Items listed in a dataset
════════

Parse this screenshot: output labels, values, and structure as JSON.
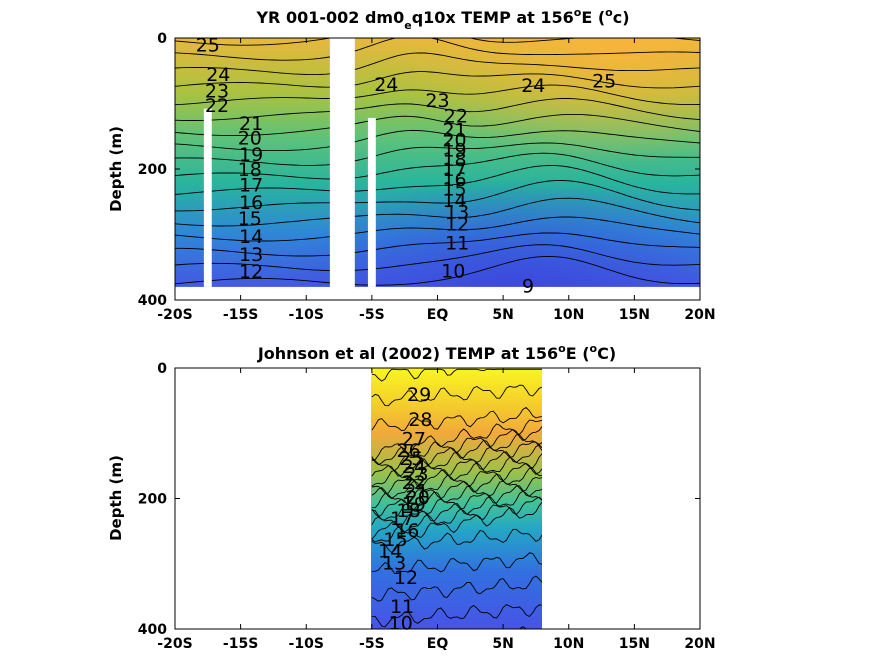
{
  "chart_data": [
    {
      "type": "contour",
      "title_parts": [
        "YR 001-002 dm0",
        "e",
        "q10x TEMP at 156",
        "o",
        "E (",
        "o",
        "c)"
      ],
      "ylabel": "Depth (m)",
      "xlim": [
        -20,
        20
      ],
      "ylim": [
        400,
        0
      ],
      "xticks": [
        -20,
        -15,
        -10,
        -5,
        0,
        5,
        10,
        15,
        20
      ],
      "xtick_labels": [
        "-20S",
        "-15S",
        "-10S",
        "-5S",
        "EQ",
        "5N",
        "10N",
        "15N",
        "20N"
      ],
      "yticks": [
        0,
        200,
        400
      ],
      "ytick_labels": [
        "0",
        "200",
        "400"
      ],
      "data_extent": {
        "lat": [
          -20,
          20
        ],
        "depth": [
          0,
          380
        ]
      },
      "gaps": [
        {
          "lat": [
            -17.8,
            -17.2
          ],
          "depth": [
            108,
            380
          ]
        },
        {
          "lat": [
            -8.2,
            -6.3
          ],
          "depth": [
            0,
            400
          ]
        },
        {
          "lat": [
            -5.3,
            -4.7
          ],
          "depth": [
            122,
            380
          ]
        }
      ],
      "contour_levels": [
        9,
        10,
        11,
        12,
        13,
        14,
        15,
        16,
        17,
        18,
        19,
        20,
        21,
        22,
        23,
        24,
        25
      ],
      "contour_labels": [
        {
          "text": "25",
          "lat": -17.5,
          "depth": 10
        },
        {
          "text": "24",
          "lat": -16.7,
          "depth": 55
        },
        {
          "text": "23",
          "lat": -16.8,
          "depth": 80
        },
        {
          "text": "22",
          "lat": -16.8,
          "depth": 102
        },
        {
          "text": "21",
          "lat": -14.2,
          "depth": 130
        },
        {
          "text": "20",
          "lat": -14.3,
          "depth": 152
        },
        {
          "text": "19",
          "lat": -14.2,
          "depth": 177
        },
        {
          "text": "18",
          "lat": -14.3,
          "depth": 200
        },
        {
          "text": "17",
          "lat": -14.2,
          "depth": 224
        },
        {
          "text": "16",
          "lat": -14.2,
          "depth": 250
        },
        {
          "text": "15",
          "lat": -14.3,
          "depth": 275
        },
        {
          "text": "14",
          "lat": -14.2,
          "depth": 302
        },
        {
          "text": "13",
          "lat": -14.2,
          "depth": 330
        },
        {
          "text": "12",
          "lat": -14.2,
          "depth": 356
        },
        {
          "text": "24",
          "lat": -3.9,
          "depth": 70
        },
        {
          "text": "23",
          "lat": 0.0,
          "depth": 95
        },
        {
          "text": "22",
          "lat": 1.4,
          "depth": 118
        },
        {
          "text": "21",
          "lat": 1.3,
          "depth": 140
        },
        {
          "text": "20",
          "lat": 1.3,
          "depth": 155
        },
        {
          "text": "19",
          "lat": 1.3,
          "depth": 170
        },
        {
          "text": "18",
          "lat": 1.3,
          "depth": 185
        },
        {
          "text": "17",
          "lat": 1.3,
          "depth": 200
        },
        {
          "text": "16",
          "lat": 1.3,
          "depth": 215
        },
        {
          "text": "15",
          "lat": 1.3,
          "depth": 230
        },
        {
          "text": "14",
          "lat": 1.3,
          "depth": 247
        },
        {
          "text": "13",
          "lat": 1.5,
          "depth": 265
        },
        {
          "text": "12",
          "lat": 1.5,
          "depth": 283
        },
        {
          "text": "11",
          "lat": 1.5,
          "depth": 312
        },
        {
          "text": "10",
          "lat": 1.2,
          "depth": 355
        },
        {
          "text": "9",
          "lat": 6.9,
          "depth": 378
        },
        {
          "text": "24",
          "lat": 7.3,
          "depth": 72
        },
        {
          "text": "25",
          "lat": 12.7,
          "depth": 65
        }
      ]
    },
    {
      "type": "contour",
      "title_parts": [
        "Johnson et al (2002) TEMP at 156",
        "o",
        "E (",
        "o",
        "C)"
      ],
      "ylabel": "Depth (m)",
      "xlim": [
        -20,
        20
      ],
      "ylim": [
        400,
        0
      ],
      "xticks": [
        -20,
        -15,
        -10,
        -5,
        0,
        5,
        10,
        15,
        20
      ],
      "xtick_labels": [
        "-20S",
        "-15S",
        "-10S",
        "-5S",
        "EQ",
        "5N",
        "10N",
        "15N",
        "20N"
      ],
      "yticks": [
        0,
        200,
        400
      ],
      "ytick_labels": [
        "0",
        "200",
        "400"
      ],
      "data_extent": {
        "lat": [
          -5,
          8
        ],
        "depth": [
          0,
          400
        ]
      },
      "contour_levels": [
        9,
        10,
        11,
        12,
        13,
        14,
        15,
        16,
        17,
        18,
        19,
        20,
        21,
        22,
        23,
        24,
        25,
        26,
        27,
        28,
        29
      ],
      "contour_labels": [
        {
          "text": "29",
          "lat": -1.4,
          "depth": 40
        },
        {
          "text": "28",
          "lat": -1.3,
          "depth": 78
        },
        {
          "text": "27",
          "lat": -1.8,
          "depth": 108
        },
        {
          "text": "26",
          "lat": -2.2,
          "depth": 126
        },
        {
          "text": "25",
          "lat": -2.0,
          "depth": 138
        },
        {
          "text": "24",
          "lat": -1.8,
          "depth": 150
        },
        {
          "text": "23",
          "lat": -1.6,
          "depth": 162
        },
        {
          "text": "22",
          "lat": -1.8,
          "depth": 175
        },
        {
          "text": "21",
          "lat": -1.6,
          "depth": 188
        },
        {
          "text": "20",
          "lat": -1.5,
          "depth": 198
        },
        {
          "text": "19",
          "lat": -1.8,
          "depth": 208
        },
        {
          "text": "18",
          "lat": -2.2,
          "depth": 218
        },
        {
          "text": "17",
          "lat": -2.7,
          "depth": 230
        },
        {
          "text": "16",
          "lat": -2.3,
          "depth": 248
        },
        {
          "text": "15",
          "lat": -3.2,
          "depth": 262
        },
        {
          "text": "14",
          "lat": -3.6,
          "depth": 280
        },
        {
          "text": "13",
          "lat": -3.3,
          "depth": 298
        },
        {
          "text": "12",
          "lat": -2.4,
          "depth": 320
        },
        {
          "text": "11",
          "lat": -2.7,
          "depth": 365
        },
        {
          "text": "10",
          "lat": -2.8,
          "depth": 390
        }
      ]
    }
  ]
}
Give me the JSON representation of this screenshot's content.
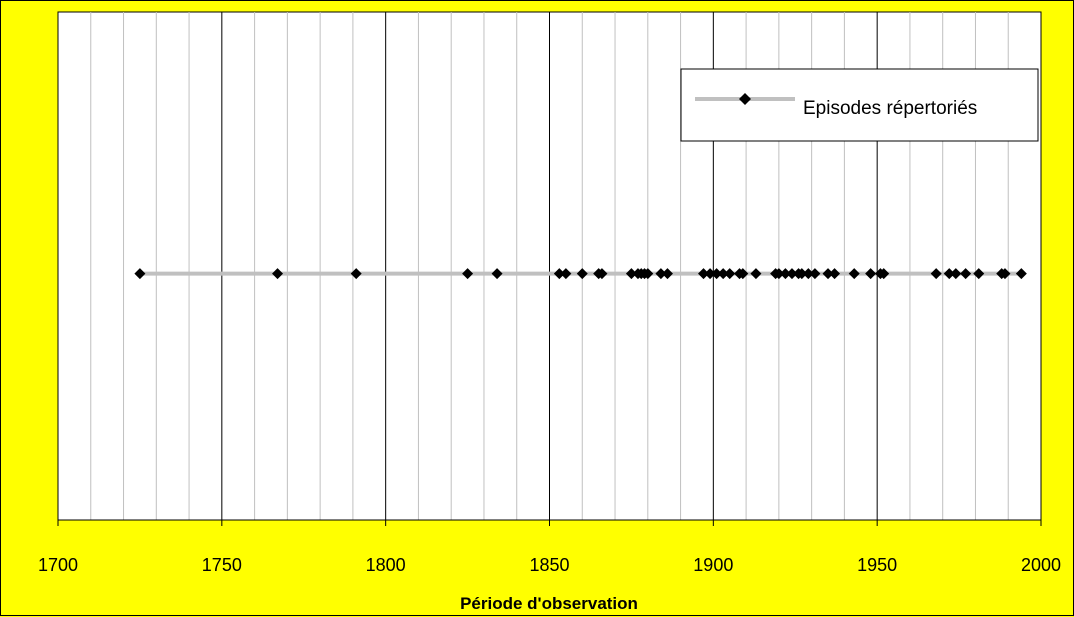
{
  "chart_data": {
    "type": "scatter",
    "title": "",
    "xlabel": "Période d'observation",
    "ylabel": "",
    "xlim": [
      1700,
      2000
    ],
    "x_ticks": [
      "1700",
      "1750",
      "1800",
      "1850",
      "1900",
      "1950",
      "2000"
    ],
    "major_grid_step": 50,
    "minor_grid_step": 10,
    "grid": true,
    "legend_position": "top-right",
    "series": [
      {
        "name": "Episodes répertoriés",
        "style": "line-with-diamond-markers",
        "line_color": "#c0c0c0",
        "marker_color": "#000000",
        "y_level": "middle",
        "x": [
          1725,
          1767,
          1791,
          1825,
          1834,
          1853,
          1855,
          1860,
          1865,
          1866,
          1875,
          1877,
          1878,
          1879,
          1880,
          1884,
          1886,
          1897,
          1899,
          1901,
          1903,
          1905,
          1908,
          1909,
          1913,
          1919,
          1920,
          1922,
          1924,
          1926,
          1927,
          1929,
          1931,
          1935,
          1937,
          1943,
          1948,
          1951,
          1952,
          1968,
          1972,
          1974,
          1977,
          1981,
          1988,
          1989,
          1994
        ]
      }
    ]
  },
  "colors": {
    "background": "#ffff00",
    "plot_area": "#ffffff",
    "major_grid": "#000000",
    "minor_grid": "#c0c0c0"
  }
}
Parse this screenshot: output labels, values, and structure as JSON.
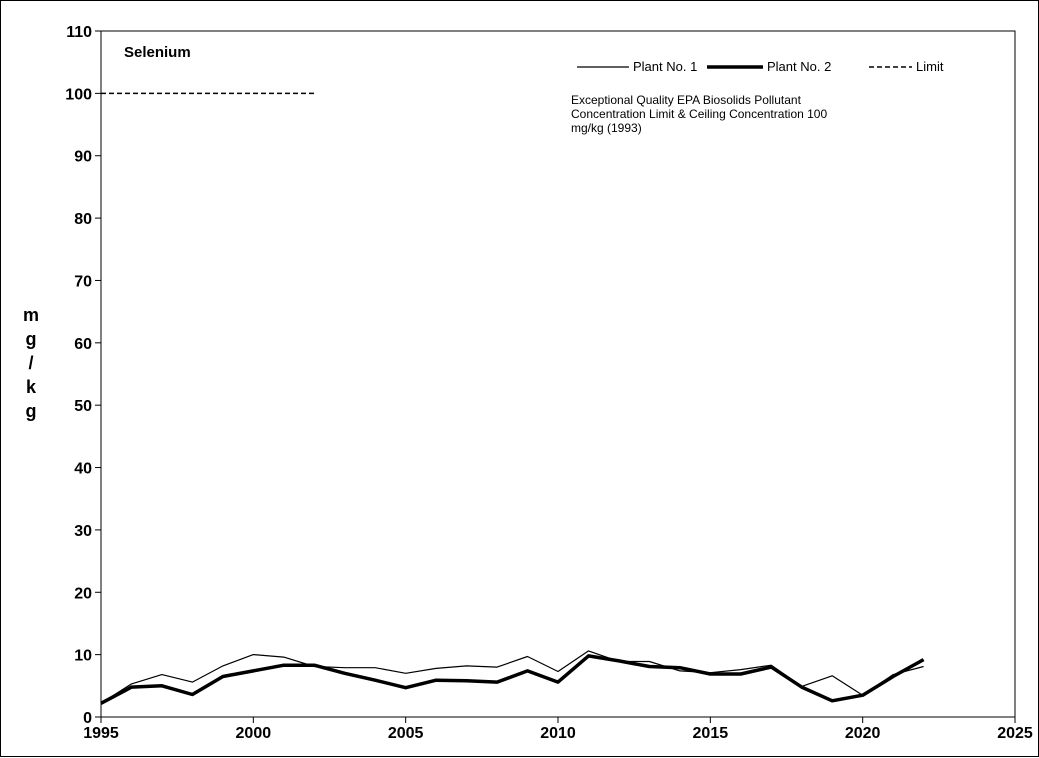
{
  "chart_data": {
    "type": "line",
    "title": "Selenium",
    "xlabel": "",
    "ylabel": "mg/kg",
    "xlim": [
      1995,
      2025
    ],
    "ylim": [
      0,
      110
    ],
    "x_ticks": [
      "1995",
      "2000",
      "2005",
      "2010",
      "2015",
      "2020",
      "2025"
    ],
    "y_ticks": [
      "0",
      "10",
      "20",
      "30",
      "40",
      "50",
      "60",
      "70",
      "80",
      "90",
      "100",
      "110"
    ],
    "grid": false,
    "legend_position": "top-right",
    "series": [
      {
        "name": "Plant No. 1",
        "style": "thin",
        "color": "#000000",
        "x": [
          1995,
          1996,
          1997,
          1998,
          1999,
          2000,
          2001,
          2002,
          2003,
          2004,
          2005,
          2006,
          2007,
          2008,
          2009,
          2010,
          2011,
          2012,
          2013,
          2014,
          2015,
          2016,
          2017,
          2018,
          2019,
          2020,
          2021,
          2022
        ],
        "values": [
          2.2,
          5.3,
          6.8,
          5.6,
          8.2,
          10.0,
          9.6,
          8.1,
          7.9,
          7.9,
          7.0,
          7.8,
          8.2,
          8.0,
          9.7,
          7.3,
          10.6,
          8.9,
          8.9,
          7.4,
          7.1,
          7.6,
          8.3,
          4.9,
          6.6,
          3.5,
          6.8,
          8.1
        ]
      },
      {
        "name": "Plant No. 2",
        "style": "thick",
        "color": "#000000",
        "x": [
          1995,
          1996,
          1997,
          1998,
          1999,
          2000,
          2001,
          2002,
          2003,
          2004,
          2005,
          2006,
          2007,
          2008,
          2009,
          2010,
          2011,
          2012,
          2013,
          2014,
          2015,
          2016,
          2017,
          2018,
          2019,
          2020,
          2021,
          2022
        ],
        "values": [
          2.2,
          4.8,
          5.0,
          3.6,
          6.5,
          7.4,
          8.3,
          8.3,
          7.0,
          5.9,
          4.7,
          5.9,
          5.8,
          5.6,
          7.4,
          5.6,
          9.8,
          9.0,
          8.1,
          7.9,
          6.9,
          6.9,
          8.0,
          4.8,
          2.6,
          3.5,
          6.5,
          9.2
        ]
      },
      {
        "name": "Limit",
        "style": "dashed",
        "color": "#000000",
        "x": [
          1995,
          2002
        ],
        "values": [
          100,
          100
        ]
      }
    ],
    "annotations": [
      "Exceptional Quality EPA Biosolids Pollutant",
      "Concentration  Limit & Ceiling Concentration 100",
      "mg/kg (1993)"
    ]
  },
  "ylabel_chars": [
    "m",
    "g",
    "/",
    "k",
    "g"
  ]
}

════════

#### What is needed:
Wherever the word "Limit" occurs in a line of the listing, copy that line.

#### The output:
        "name": "Limit",
      "Concentration  Limit & Ceiling Concentration 100",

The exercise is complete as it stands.